▶ What to work on
All material below is to be reproduced exactly.
*** Data for this exercise ***
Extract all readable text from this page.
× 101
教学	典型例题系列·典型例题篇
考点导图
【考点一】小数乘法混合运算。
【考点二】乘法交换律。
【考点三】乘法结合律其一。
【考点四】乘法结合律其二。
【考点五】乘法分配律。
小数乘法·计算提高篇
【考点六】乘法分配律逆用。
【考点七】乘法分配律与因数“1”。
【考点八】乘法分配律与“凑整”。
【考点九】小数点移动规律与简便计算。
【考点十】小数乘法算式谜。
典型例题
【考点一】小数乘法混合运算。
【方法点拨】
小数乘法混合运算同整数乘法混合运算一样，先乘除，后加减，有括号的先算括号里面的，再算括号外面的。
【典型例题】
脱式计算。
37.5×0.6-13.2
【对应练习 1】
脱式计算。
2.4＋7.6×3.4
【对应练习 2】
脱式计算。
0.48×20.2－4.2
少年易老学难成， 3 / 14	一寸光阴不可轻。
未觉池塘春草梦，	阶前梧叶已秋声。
***
▶ Expected output
Extract all readable text from this page.
× 101
教学	典型例题系列·典型例题篇
考点导图
【考点一】小数乘法混合运算。
【考点二】乘法交换律。
【考点三】乘法结合律其一。
【考点四】乘法结合律其二。
【考点五】乘法分配律。
小数乘法·计算提高篇
【考点六】乘法分配律逆用。
【考点七】乘法分配律与因数“1”。
【考点八】乘法分配律与“凑整”。
【考点九】小数点移动规律与简便计算。
【考点十】小数乘法算式谜。
典型例题
【考点一】小数乘法混合运算。
【方法点拨】
小数乘法混合运算同整数乘法混合运算一样，先乘除，后加减，有括号的先算括号里面的，再算括号外面的。
【典型例题】
脱式计算。
37.5×0.6-13.2
【对应练习 1】
脱式计算。
2.4＋7.6×3.4
【对应练习 2】
脱式计算。
0.48×20.2－4.2
少年易老学难成， 3 / 14	一寸光阴不可轻。
未觉池塘春草梦，	阶前梧叶已秋声。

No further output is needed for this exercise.